===== RECORDS FOR PROCESSING =====

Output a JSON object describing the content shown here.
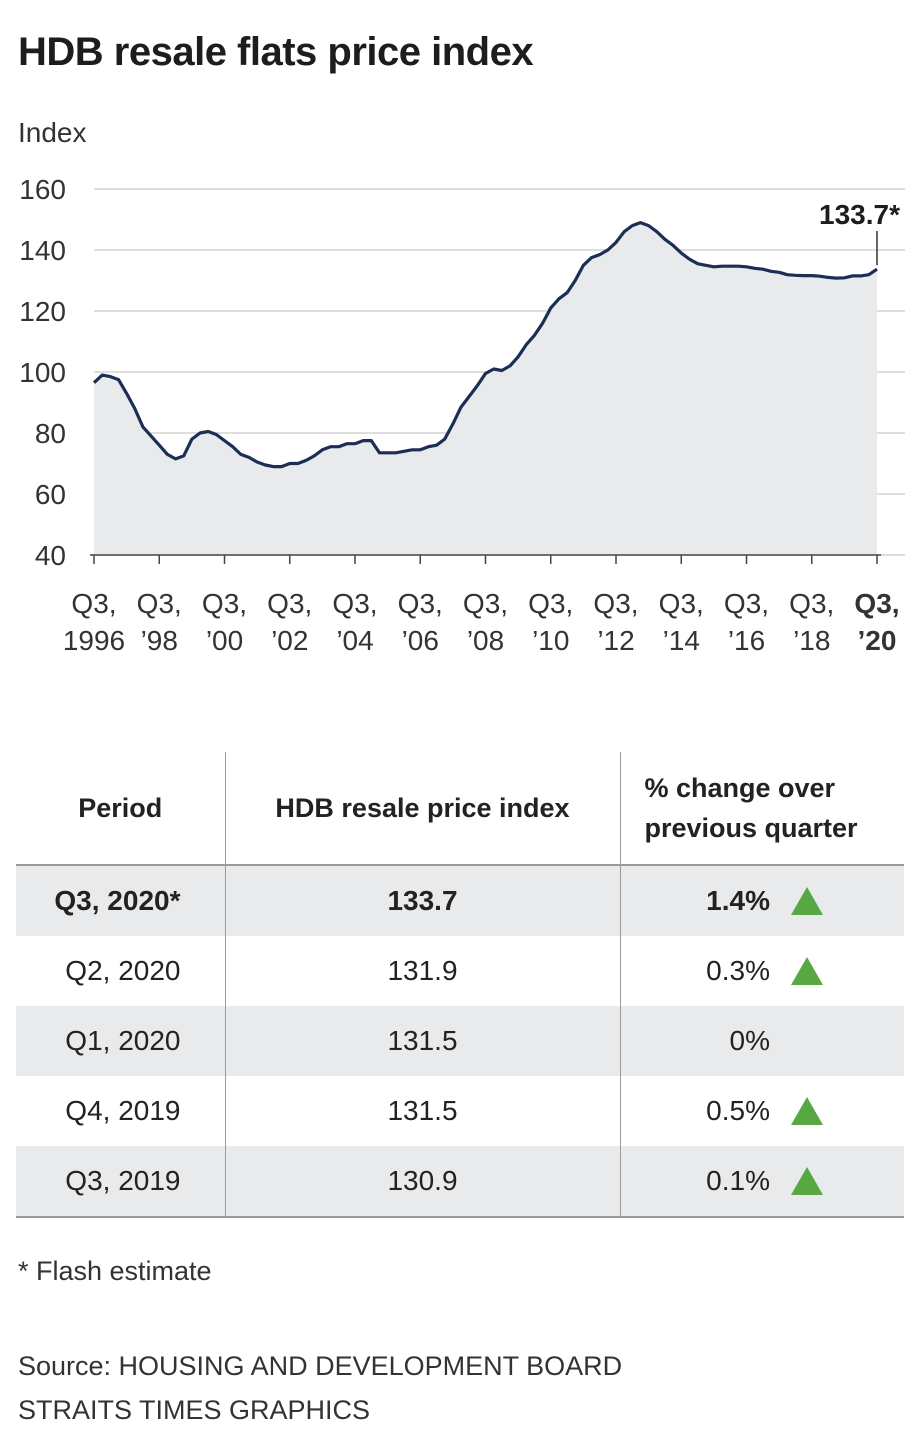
{
  "title": "HDB resale flats price index",
  "chart_data": {
    "type": "area",
    "title": "HDB resale flats price index",
    "ylabel": "Index",
    "xlabel": "",
    "ylim": [
      40,
      160
    ],
    "yticks": [
      40,
      60,
      80,
      100,
      120,
      140,
      160
    ],
    "grid": true,
    "x_ticks": [
      {
        "line1": "Q3,",
        "line2": "1996",
        "bold": false
      },
      {
        "line1": "Q3,",
        "line2": "’98",
        "bold": false
      },
      {
        "line1": "Q3,",
        "line2": "’00",
        "bold": false
      },
      {
        "line1": "Q3,",
        "line2": "’02",
        "bold": false
      },
      {
        "line1": "Q3,",
        "line2": "’04",
        "bold": false
      },
      {
        "line1": "Q3,",
        "line2": "’06",
        "bold": false
      },
      {
        "line1": "Q3,",
        "line2": "’08",
        "bold": false
      },
      {
        "line1": "Q3,",
        "line2": "’10",
        "bold": false
      },
      {
        "line1": "Q3,",
        "line2": "’12",
        "bold": false
      },
      {
        "line1": "Q3,",
        "line2": "’14",
        "bold": false
      },
      {
        "line1": "Q3,",
        "line2": "’16",
        "bold": false
      },
      {
        "line1": "Q3,",
        "line2": "’18",
        "bold": false
      },
      {
        "line1": "Q3,",
        "line2": "’20",
        "bold": true
      }
    ],
    "annotation": {
      "text": "133.7*",
      "value": 133.7
    },
    "series": [
      {
        "name": "HDB resale price index",
        "start": "Q3 1996",
        "values": [
          96.5,
          99,
          98.5,
          97.5,
          93,
          88,
          82,
          79,
          76,
          73,
          71.5,
          72.5,
          78,
          80,
          80.5,
          79.5,
          77.5,
          75.5,
          73,
          72,
          70.5,
          69.5,
          69,
          69,
          70,
          70,
          71,
          72.5,
          74.5,
          75.5,
          75.5,
          76.5,
          76.5,
          77.5,
          77.5,
          73.5,
          73.5,
          73.5,
          74,
          74.5,
          74.5,
          75.5,
          76,
          78,
          83,
          88.5,
          92,
          95.5,
          99.5,
          101,
          100.5,
          102,
          105,
          109,
          112,
          116,
          121,
          124,
          126,
          130,
          135,
          137.5,
          138.5,
          140,
          142.5,
          146,
          148,
          149,
          148,
          146,
          143.5,
          141.5,
          139,
          137,
          135.5,
          135,
          134.5,
          134.7,
          134.7,
          134.7,
          134.5,
          134,
          133.7,
          133,
          132.7,
          131.9,
          131.7,
          131.6,
          131.6,
          131.4,
          131,
          130.8,
          130.9,
          131.5,
          131.5,
          131.9,
          133.7
        ]
      }
    ]
  },
  "table": {
    "headers": {
      "period": "Period",
      "index": "HDB resale price index",
      "change_line1": "% change over",
      "change_line2": "previous quarter"
    },
    "rows": [
      {
        "period": "Q3, 2020*",
        "index": "133.7",
        "change": "1.4%",
        "arrow": "up"
      },
      {
        "period": "Q2, 2020",
        "index": "131.9",
        "change": "0.3%",
        "arrow": "up"
      },
      {
        "period": "Q1, 2020",
        "index": "131.5",
        "change": "0%",
        "arrow": "none"
      },
      {
        "period": "Q4, 2019",
        "index": "131.5",
        "change": "0.5%",
        "arrow": "up"
      },
      {
        "period": "Q3, 2019",
        "index": "130.9",
        "change": "0.1%",
        "arrow": "up"
      }
    ]
  },
  "footnote": "* Flash estimate",
  "source_line1": "Source: HOUSING AND DEVELOPMENT BOARD",
  "source_line2": "STRAITS TIMES GRAPHICS",
  "colors": {
    "line": "#1c2e55",
    "area": "#e8eaec",
    "up_arrow": "#57a843",
    "row_shade": "#e8eaec"
  }
}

=====

(TASK TO COMPLETE)
Extract the full listing exactly, with the pictures left out.

(SOLVED PROBLEM)
Output a JSON object describing the content shown here.
{
  "title": "HDB resale flats price index",
  "chart_data": {
    "type": "area",
    "title": "HDB resale flats price index",
    "ylabel": "Index",
    "xlabel": "",
    "ylim": [
      40,
      160
    ],
    "yticks": [
      40,
      60,
      80,
      100,
      120,
      140,
      160
    ],
    "grid": true,
    "x_ticks": [
      {
        "line1": "Q3,",
        "line2": "1996",
        "bold": false
      },
      {
        "line1": "Q3,",
        "line2": "’98",
        "bold": false
      },
      {
        "line1": "Q3,",
        "line2": "’00",
        "bold": false
      },
      {
        "line1": "Q3,",
        "line2": "’02",
        "bold": false
      },
      {
        "line1": "Q3,",
        "line2": "’04",
        "bold": false
      },
      {
        "line1": "Q3,",
        "line2": "’06",
        "bold": false
      },
      {
        "line1": "Q3,",
        "line2": "’08",
        "bold": false
      },
      {
        "line1": "Q3,",
        "line2": "’10",
        "bold": false
      },
      {
        "line1": "Q3,",
        "line2": "’12",
        "bold": false
      },
      {
        "line1": "Q3,",
        "line2": "’14",
        "bold": false
      },
      {
        "line1": "Q3,",
        "line2": "’16",
        "bold": false
      },
      {
        "line1": "Q3,",
        "line2": "’18",
        "bold": false
      },
      {
        "line1": "Q3,",
        "line2": "’20",
        "bold": true
      }
    ],
    "annotation": {
      "text": "133.7*",
      "value": 133.7
    },
    "series": [
      {
        "name": "HDB resale price index",
        "start": "Q3 1996",
        "values": [
          96.5,
          99,
          98.5,
          97.5,
          93,
          88,
          82,
          79,
          76,
          73,
          71.5,
          72.5,
          78,
          80,
          80.5,
          79.5,
          77.5,
          75.5,
          73,
          72,
          70.5,
          69.5,
          69,
          69,
          70,
          70,
          71,
          72.5,
          74.5,
          75.5,
          75.5,
          76.5,
          76.5,
          77.5,
          77.5,
          73.5,
          73.5,
          73.5,
          74,
          74.5,
          74.5,
          75.5,
          76,
          78,
          83,
          88.5,
          92,
          95.5,
          99.5,
          101,
          100.5,
          102,
          105,
          109,
          112,
          116,
          121,
          124,
          126,
          130,
          135,
          137.5,
          138.5,
          140,
          142.5,
          146,
          148,
          149,
          148,
          146,
          143.5,
          141.5,
          139,
          137,
          135.5,
          135,
          134.5,
          134.7,
          134.7,
          134.7,
          134.5,
          134,
          133.7,
          133,
          132.7,
          131.9,
          131.7,
          131.6,
          131.6,
          131.4,
          131,
          130.8,
          130.9,
          131.5,
          131.5,
          131.9,
          133.7
        ]
      }
    ]
  },
  "table": {
    "headers": {
      "period": "Period",
      "index": "HDB resale price index",
      "change_line1": "% change over",
      "change_line2": "previous quarter"
    },
    "rows": [
      {
        "period": "Q3, 2020*",
        "index": "133.7",
        "change": "1.4%",
        "arrow": "up"
      },
      {
        "period": "Q2, 2020",
        "index": "131.9",
        "change": "0.3%",
        "arrow": "up"
      },
      {
        "period": "Q1, 2020",
        "index": "131.5",
        "change": "0%",
        "arrow": "none"
      },
      {
        "period": "Q4, 2019",
        "index": "131.5",
        "change": "0.5%",
        "arrow": "up"
      },
      {
        "period": "Q3, 2019",
        "index": "130.9",
        "change": "0.1%",
        "arrow": "up"
      }
    ]
  },
  "footnote": "* Flash estimate",
  "source_line1": "Source: HOUSING AND DEVELOPMENT BOARD",
  "source_line2": "STRAITS TIMES GRAPHICS",
  "colors": {
    "line": "#1c2e55",
    "area": "#e8eaec",
    "up_arrow": "#57a843",
    "row_shade": "#e8eaec"
  }
}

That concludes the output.